Task goal:
Copy all lines below containing "MVRV".

(Entries taken from a collection)

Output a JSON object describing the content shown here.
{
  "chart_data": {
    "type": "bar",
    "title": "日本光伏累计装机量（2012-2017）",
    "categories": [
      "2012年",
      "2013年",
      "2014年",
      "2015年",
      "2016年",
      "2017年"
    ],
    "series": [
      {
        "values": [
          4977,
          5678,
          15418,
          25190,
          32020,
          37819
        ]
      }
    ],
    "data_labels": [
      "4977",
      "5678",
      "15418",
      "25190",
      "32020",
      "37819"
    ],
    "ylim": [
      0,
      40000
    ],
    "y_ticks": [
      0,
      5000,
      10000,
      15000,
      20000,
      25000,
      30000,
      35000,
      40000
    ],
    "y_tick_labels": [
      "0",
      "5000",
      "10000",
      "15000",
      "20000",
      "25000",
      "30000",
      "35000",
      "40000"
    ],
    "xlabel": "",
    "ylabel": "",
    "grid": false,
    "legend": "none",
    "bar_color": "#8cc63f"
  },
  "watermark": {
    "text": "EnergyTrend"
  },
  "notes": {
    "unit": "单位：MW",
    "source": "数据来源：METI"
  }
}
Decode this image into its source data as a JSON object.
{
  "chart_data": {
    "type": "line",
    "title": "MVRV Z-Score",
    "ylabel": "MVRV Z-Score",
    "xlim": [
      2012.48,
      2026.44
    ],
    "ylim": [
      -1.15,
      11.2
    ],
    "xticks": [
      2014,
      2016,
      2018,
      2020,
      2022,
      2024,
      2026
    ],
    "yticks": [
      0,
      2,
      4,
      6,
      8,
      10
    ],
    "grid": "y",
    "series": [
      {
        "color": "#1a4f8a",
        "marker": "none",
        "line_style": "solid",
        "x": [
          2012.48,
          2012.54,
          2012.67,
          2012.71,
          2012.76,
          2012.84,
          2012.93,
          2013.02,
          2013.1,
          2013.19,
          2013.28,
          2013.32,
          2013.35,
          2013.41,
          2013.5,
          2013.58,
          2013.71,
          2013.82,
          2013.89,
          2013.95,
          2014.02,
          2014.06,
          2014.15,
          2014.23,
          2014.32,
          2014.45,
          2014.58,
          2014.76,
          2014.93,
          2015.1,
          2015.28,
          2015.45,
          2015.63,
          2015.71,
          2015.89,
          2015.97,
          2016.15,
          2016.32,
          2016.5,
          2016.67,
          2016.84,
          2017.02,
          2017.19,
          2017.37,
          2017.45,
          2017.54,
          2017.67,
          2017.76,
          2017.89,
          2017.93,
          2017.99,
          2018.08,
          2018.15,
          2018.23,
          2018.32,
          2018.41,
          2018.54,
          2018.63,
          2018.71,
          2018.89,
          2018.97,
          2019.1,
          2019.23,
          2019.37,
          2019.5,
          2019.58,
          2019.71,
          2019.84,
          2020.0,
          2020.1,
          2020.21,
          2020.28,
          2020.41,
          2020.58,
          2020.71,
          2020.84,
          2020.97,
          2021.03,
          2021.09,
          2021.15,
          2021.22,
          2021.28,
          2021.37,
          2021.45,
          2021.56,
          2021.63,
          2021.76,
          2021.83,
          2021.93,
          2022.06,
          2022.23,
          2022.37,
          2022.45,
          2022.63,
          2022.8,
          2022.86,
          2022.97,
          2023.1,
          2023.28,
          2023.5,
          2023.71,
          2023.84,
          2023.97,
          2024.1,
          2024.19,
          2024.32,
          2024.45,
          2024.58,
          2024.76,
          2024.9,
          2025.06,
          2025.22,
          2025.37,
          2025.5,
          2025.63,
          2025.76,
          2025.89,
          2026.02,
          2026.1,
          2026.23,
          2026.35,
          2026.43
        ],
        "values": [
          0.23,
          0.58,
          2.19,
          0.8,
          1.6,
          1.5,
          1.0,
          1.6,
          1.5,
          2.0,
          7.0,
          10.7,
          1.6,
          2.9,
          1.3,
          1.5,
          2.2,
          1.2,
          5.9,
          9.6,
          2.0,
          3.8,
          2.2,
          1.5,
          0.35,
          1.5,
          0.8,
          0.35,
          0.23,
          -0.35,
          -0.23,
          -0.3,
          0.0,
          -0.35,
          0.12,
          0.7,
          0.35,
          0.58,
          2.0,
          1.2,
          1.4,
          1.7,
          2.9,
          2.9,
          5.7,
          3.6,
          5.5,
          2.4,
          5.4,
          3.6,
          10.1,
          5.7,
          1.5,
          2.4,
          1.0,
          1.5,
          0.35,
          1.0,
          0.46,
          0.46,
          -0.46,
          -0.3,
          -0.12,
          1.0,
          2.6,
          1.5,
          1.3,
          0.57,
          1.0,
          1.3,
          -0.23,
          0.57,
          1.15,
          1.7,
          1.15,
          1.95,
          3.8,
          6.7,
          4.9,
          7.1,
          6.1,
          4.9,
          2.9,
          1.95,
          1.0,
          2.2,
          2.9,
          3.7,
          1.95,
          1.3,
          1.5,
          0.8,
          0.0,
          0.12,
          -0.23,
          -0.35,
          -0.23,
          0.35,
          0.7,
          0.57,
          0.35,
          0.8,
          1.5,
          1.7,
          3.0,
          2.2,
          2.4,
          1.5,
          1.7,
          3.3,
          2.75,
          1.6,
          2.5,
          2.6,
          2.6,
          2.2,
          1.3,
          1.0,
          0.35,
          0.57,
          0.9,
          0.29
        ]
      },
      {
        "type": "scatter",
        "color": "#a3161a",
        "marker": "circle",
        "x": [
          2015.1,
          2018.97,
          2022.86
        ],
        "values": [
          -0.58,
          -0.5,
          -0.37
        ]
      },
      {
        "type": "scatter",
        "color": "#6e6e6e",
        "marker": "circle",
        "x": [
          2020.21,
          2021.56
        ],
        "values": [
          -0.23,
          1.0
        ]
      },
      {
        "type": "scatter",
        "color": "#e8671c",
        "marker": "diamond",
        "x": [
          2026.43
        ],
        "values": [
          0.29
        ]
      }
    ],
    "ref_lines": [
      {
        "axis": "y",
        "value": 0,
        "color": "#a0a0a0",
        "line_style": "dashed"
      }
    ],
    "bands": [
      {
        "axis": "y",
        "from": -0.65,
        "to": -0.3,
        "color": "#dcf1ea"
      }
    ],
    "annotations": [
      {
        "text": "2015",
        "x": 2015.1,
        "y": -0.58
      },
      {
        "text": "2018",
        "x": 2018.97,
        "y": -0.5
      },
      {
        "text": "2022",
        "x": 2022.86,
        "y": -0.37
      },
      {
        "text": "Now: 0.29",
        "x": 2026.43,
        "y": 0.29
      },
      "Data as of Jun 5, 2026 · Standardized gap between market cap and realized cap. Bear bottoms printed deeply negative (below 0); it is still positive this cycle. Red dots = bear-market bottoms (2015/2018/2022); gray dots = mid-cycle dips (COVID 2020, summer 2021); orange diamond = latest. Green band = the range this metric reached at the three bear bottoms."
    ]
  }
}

Result of the exercise:
    "title": "MVRV Z-Score",
    "ylabel": "MVRV Z-Score",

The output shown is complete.